ИСХОДНЫЙ ТЕКСТ –
Но чаще всего Кун Цю приходил в кладовую, где стояли бронзовые жертвенные сосуды – округлые и с острыми углами, с длинными носиками и узкими горлышками, безногие или на трех ногах, позеленевшие от времени, покрытые замысловатыми узорами и едва проступавшими из-под зелени письменами, украшенные фигурками тигра или феникса, дракона или волшебной черепахи. Некоторых из этих сосудов касалась рука самого Чжоу-гуна! А слова, вырезанные на них, Кун Цю давно уже выучил наизусть:
Говорю вам: в древности наш Вэнь-ван
Сызнова водворил согласие и порядок.
Сподобился от верховного владыки великой благодати,
О верхах и низах по-отечески пекся…
А нынче Сын Неба почтительно продолжает
Великое дело Вэнь-вана.
Да будет даровано ему долголетие без предела…
Со временем Кун Цю досконально изучил царскую коллекцию бронзовых сосудов, а в зрелом возрасте стал, кажется, лучшим во всей Срединной стране знатоком этих благородных предметов.
Теперь Кун Цю мог входить в дворцовые залы для торжественных собраний и приемов почетных гостей. Его приметили знатнейшие люди двора, к его суждениям прислушивались.

ПИСЬМЕННОЕ ЗАДАНИЕ 1 –
Дословно перепишите отрывок из текста о Кун Цю и бронзовых сосудах между словами «Теперь Кун Цю» и «его суждениям прислушивались.», включая их самих.
ПИСЬМЕННОЕ ЗАДАНИЕ 2 –
Продолжите текст о Кун Цю и бронзовых сосудах с того места, где он заканчивается.

Аннотации рамок элементов –
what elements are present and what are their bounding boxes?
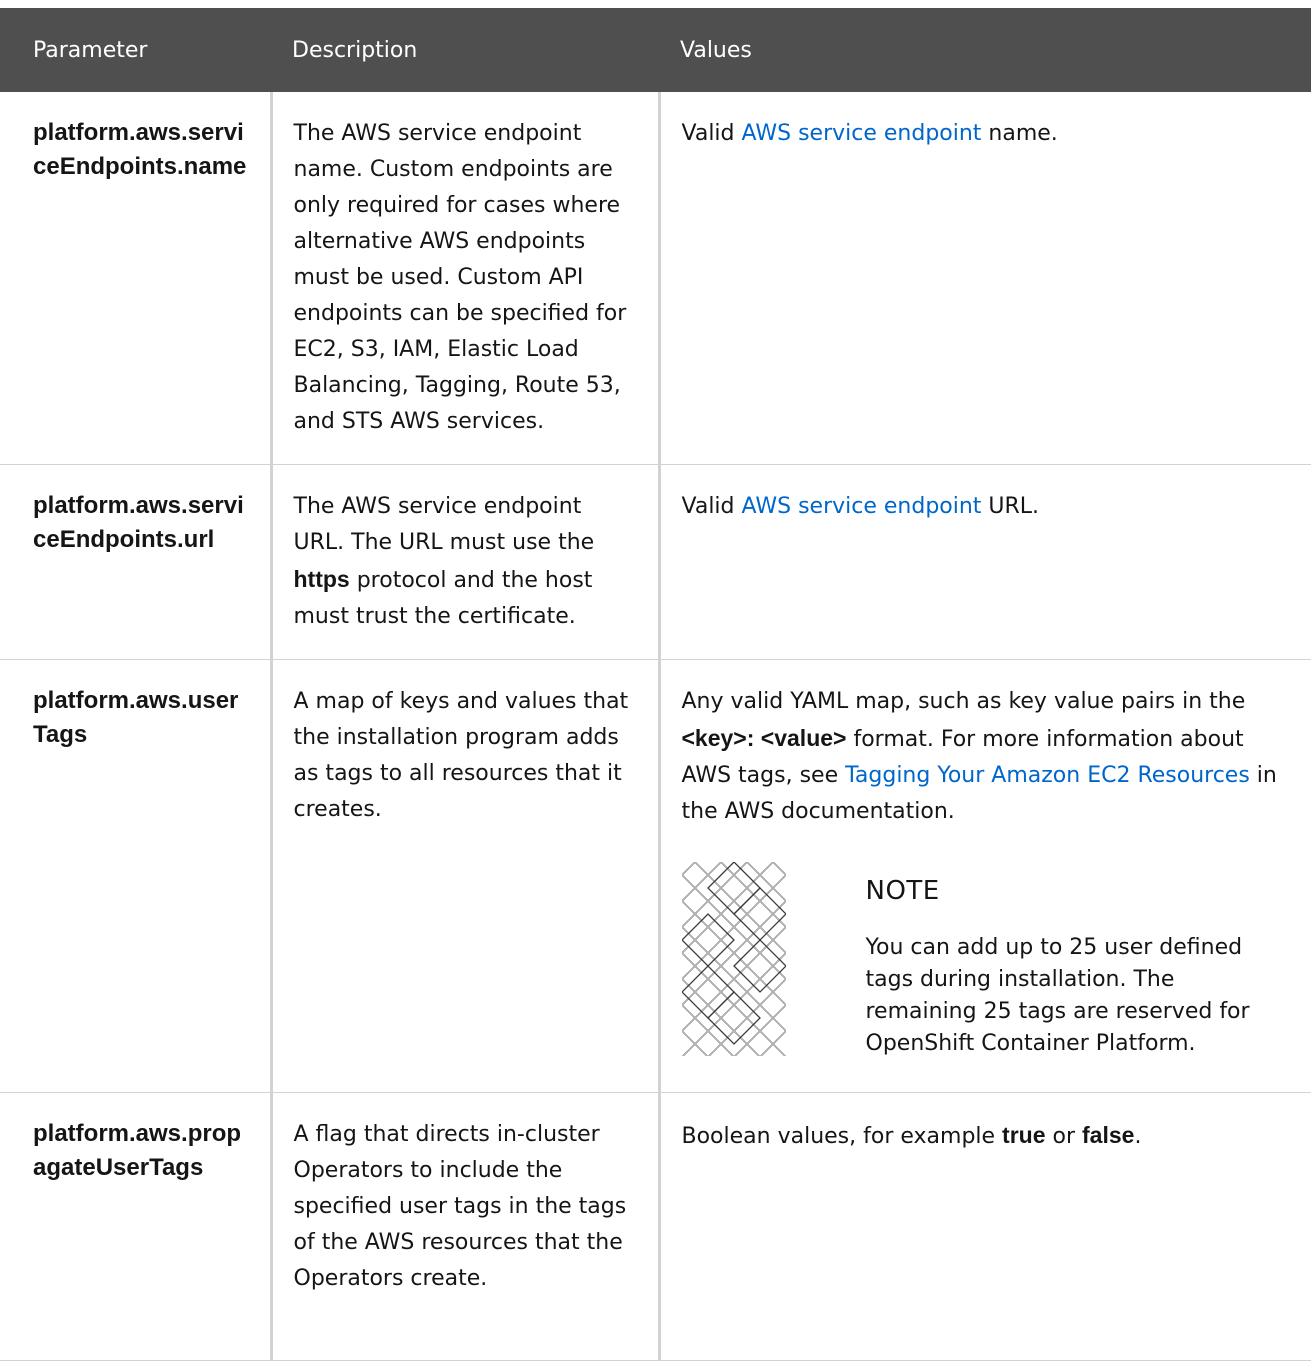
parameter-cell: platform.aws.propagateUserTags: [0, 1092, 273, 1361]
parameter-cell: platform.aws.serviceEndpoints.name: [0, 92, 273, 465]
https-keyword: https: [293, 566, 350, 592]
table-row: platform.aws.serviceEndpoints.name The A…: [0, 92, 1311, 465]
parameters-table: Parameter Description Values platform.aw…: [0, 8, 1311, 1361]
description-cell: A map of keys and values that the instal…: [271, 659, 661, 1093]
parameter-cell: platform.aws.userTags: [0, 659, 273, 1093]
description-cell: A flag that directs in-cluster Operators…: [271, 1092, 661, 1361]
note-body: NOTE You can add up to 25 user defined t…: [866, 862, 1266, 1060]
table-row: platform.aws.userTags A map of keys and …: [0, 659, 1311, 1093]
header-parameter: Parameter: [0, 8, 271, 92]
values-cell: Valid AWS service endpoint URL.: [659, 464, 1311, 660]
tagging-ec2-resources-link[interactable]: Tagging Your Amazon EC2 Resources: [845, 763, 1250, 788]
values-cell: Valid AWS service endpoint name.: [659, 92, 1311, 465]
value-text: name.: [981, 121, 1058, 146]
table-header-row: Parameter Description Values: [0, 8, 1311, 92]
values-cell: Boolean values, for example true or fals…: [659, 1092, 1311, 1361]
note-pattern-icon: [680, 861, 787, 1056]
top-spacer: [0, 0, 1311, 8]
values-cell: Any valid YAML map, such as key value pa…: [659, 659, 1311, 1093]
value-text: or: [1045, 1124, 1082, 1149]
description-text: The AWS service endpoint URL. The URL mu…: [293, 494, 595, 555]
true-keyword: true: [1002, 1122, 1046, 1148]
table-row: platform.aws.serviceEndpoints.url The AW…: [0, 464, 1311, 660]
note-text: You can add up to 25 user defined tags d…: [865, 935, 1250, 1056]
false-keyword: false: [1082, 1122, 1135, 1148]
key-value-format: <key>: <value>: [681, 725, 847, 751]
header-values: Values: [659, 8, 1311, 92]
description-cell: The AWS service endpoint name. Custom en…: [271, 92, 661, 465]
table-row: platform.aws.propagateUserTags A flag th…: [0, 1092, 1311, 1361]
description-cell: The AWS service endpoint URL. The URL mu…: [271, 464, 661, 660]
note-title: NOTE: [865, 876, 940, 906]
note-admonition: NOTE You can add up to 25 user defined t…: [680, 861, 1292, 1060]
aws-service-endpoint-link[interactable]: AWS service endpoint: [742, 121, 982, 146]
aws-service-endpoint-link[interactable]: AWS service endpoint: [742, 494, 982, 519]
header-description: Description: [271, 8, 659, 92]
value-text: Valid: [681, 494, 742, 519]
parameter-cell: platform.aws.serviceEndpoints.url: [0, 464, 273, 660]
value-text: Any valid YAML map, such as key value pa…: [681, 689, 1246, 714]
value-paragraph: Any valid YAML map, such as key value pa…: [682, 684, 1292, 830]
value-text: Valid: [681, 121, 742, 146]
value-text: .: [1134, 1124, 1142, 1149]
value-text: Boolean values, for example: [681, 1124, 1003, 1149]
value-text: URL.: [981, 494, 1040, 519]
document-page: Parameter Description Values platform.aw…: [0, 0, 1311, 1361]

ОЖИДАЕМЫЙ РЕЗУЛЬТАТ 1 –
Теперь Кун Цю мог входить в дворцовые залы для торжественных собраний и приемов почетных гостей. Его приметили знатнейшие люди двора, к его суждениям прислушивались.

ОЖИДАЕМЫЙ РЕЗУЛЬТАТ 2 –
По случайности, нам известен один эпизод из жизни Конфуция тех лет, где будущий учитель предстает все таким же неистовым собирателем знаний. В 525 году до н. э. луский двор посетил правитель расположенного по соседству небольшого владения Тань. Прослышав, что именитый гость знает много историй о легендарных царях древности, Кун Цю добился у него аудиенции и долго беседовал с ним о мудрости древних царей. Повод к тому был самый что ни на есть изысканный: правитель Тань считал себя потомком одного древнего правителя, который в своем царстве дал чиновничьим должностям имена птиц. Он охотно пересказал Кун Цю свои семейные предания. По его словам, первый царь Поднебесной считал своей эмблемой облака и поэтому титулы своим чиновникам давал по названиям облаков, а его преемники называли своих чиновников именами огня, воды, драконов и птиц. После беседы с правителем Тань Кун Цю якобы сказал: «Я слышал такое суждение: „Коли Сын Неба не навел порядка в делах правления, можно расспросить дикарей четырех сторон света“. Этим словам и вправду можно верить». Трудно, впрочем, поверить, чтобы в свои молодые годы Кун Цю мог назвать «дикарем» правителя соседнего удела. Зато есть основания полагать, что к тому времени он уже занимал какой-то пост при дворе, иначе едва ли ему представилась бы возможность побеседовать со столь высоким гостем.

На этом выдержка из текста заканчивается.